▸ Written task
Copy each line below exactly and leave the pictures out.
* BEGIN *
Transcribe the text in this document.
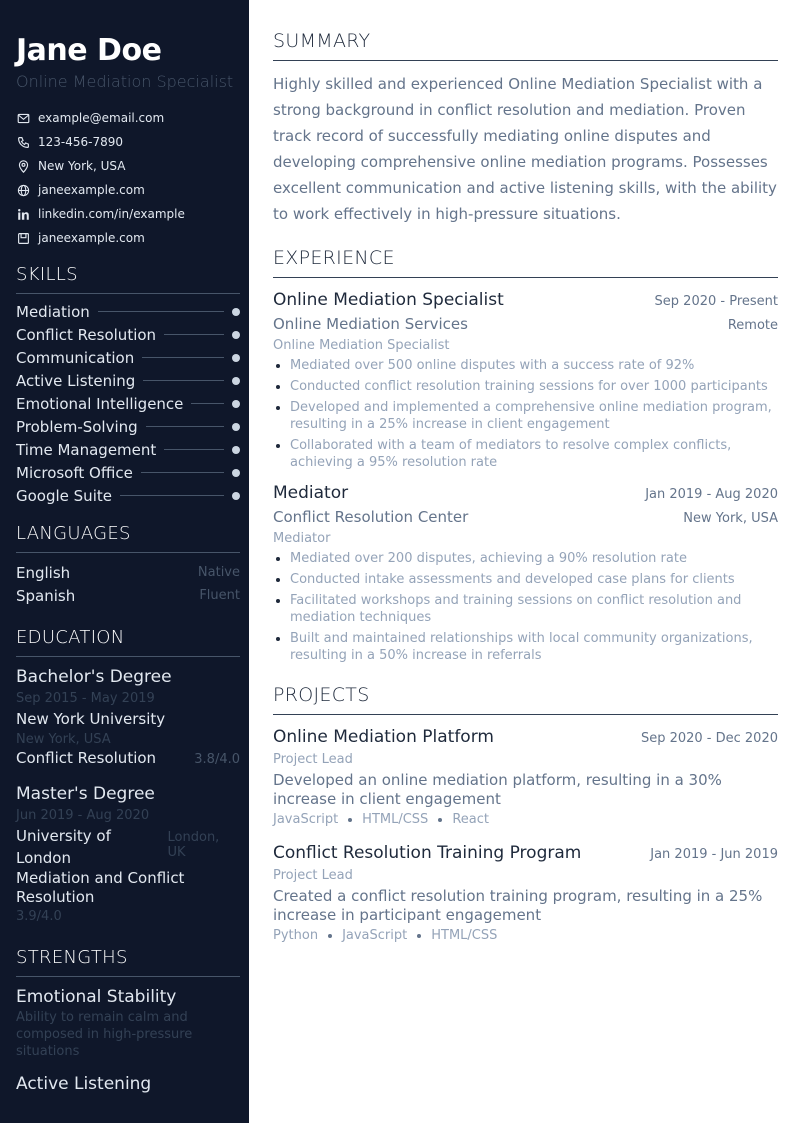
Jane Doe
Online Mediation Specialist
example@email.com
123-456-7890
New York, USA
janeexample.com
linkedin.com/in/example
janeexample.com
SKILLS
Mediation
Conflict Resolution
Communication
Active Listening
Emotional Intelligence
Problem-Solving
Time Management
Microsoft Office
Google Suite
LANGUAGES
English	Native
Spanish	Fluent
EDUCATION
Bachelor's Degree
Sep 2015 - May 2019
New York University
New York, USA
Conflict Resolution	3.8/4.0
Master's Degree
Jun 2019 - Aug 2020
University of London
London, UK
Mediation and Conflict Resolution
3.9/4.0
STRENGTHS
Emotional Stability
Ability to remain calm and composed in high-pressure situations
Active Listening
SUMMARY
Highly skilled and experienced Online Mediation Specialist with a strong background in conflict resolution and mediation. Proven track record of successfully mediating online disputes and developing comprehensive online mediation programs. Possesses excellent communication and active listening skills, with the ability to work effectively in high-pressure situations.
EXPERIENCE
Online Mediation Specialist	Sep 2020 - Present
Online Mediation Services	Remote
Online Mediation Specialist
Mediated over 500 online disputes with a success rate of 92%
Conducted conflict resolution training sessions for over 1000 participants
Developed and implemented a comprehensive online mediation program, resulting in a 25% increase in client engagement
Collaborated with a team of mediators to resolve complex conflicts, achieving a 95% resolution rate
Mediator	Jan 2019 - Aug 2020
Conflict Resolution Center	New York, USA
Mediator
Mediated over 200 disputes, achieving a 90% resolution rate
Conducted intake assessments and developed case plans for clients
Facilitated workshops and training sessions on conflict resolution and mediation techniques
Built and maintained relationships with local community organizations, resulting in a 50% increase in referrals
PROJECTS
Online Mediation Platform	Sep 2020 - Dec 2020
Project Lead
Developed an online mediation platform, resulting in a 30% increase in client engagement
JavaScript HTML/CSS React
Conflict Resolution Training Program	Jan 2019 - Jun 2019
Project Lead
Created a conflict resolution training program, resulting in a 25% increase in participant engagement
Python JavaScript HTML/CSS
* END *
▸ Expected answer
Transcribe the text in this document.
Jane Doe
Online Mediation Specialist
example@email.com
123-456-7890
New York, USA
janeexample.com
linkedin.com/in/example
janeexample.com
SKILLS
Mediation
Conflict Resolution
Communication
Active Listening
Emotional Intelligence
Problem-Solving
Time Management
Microsoft Office
Google Suite
LANGUAGES
English	Native
Spanish	Fluent
EDUCATION
Bachelor's Degree
Sep 2015 - May 2019
New York University
New York, USA
Conflict Resolution	3.8/4.0
Master's Degree
Jun 2019 - Aug 2020
University of London
London, UK
Mediation and Conflict Resolution
3.9/4.0
STRENGTHS
Emotional Stability
Ability to remain calm and composed in high-pressure situations
Active Listening
SUMMARY
Highly skilled and experienced Online Mediation Specialist with a strong background in conflict resolution and mediation. Proven track record of successfully mediating online disputes and developing comprehensive online mediation programs. Possesses excellent communication and active listening skills, with the ability to work effectively in high-pressure situations.
EXPERIENCE
Online Mediation Specialist	Sep 2020 - Present
Online Mediation Services	Remote
Online Mediation Specialist
Mediated over 500 online disputes with a success rate of 92%
Conducted conflict resolution training sessions for over 1000 participants
Developed and implemented a comprehensive online mediation program, resulting in a 25% increase in client engagement
Collaborated with a team of mediators to resolve complex conflicts, achieving a 95% resolution rate
Mediator	Jan 2019 - Aug 2020
Conflict Resolution Center	New York, USA
Mediator
Mediated over 200 disputes, achieving a 90% resolution rate
Conducted intake assessments and developed case plans for clients
Facilitated workshops and training sessions on conflict resolution and mediation techniques
Built and maintained relationships with local community organizations, resulting in a 50% increase in referrals
PROJECTS
Online Mediation Platform	Sep 2020 - Dec 2020
Project Lead
Developed an online mediation platform, resulting in a 30% increase in client engagement
JavaScript HTML/CSS React
Conflict Resolution Training Program	Jan 2019 - Jun 2019
Project Lead
Created a conflict resolution training program, resulting in a 25% increase in participant engagement
Python JavaScript HTML/CSS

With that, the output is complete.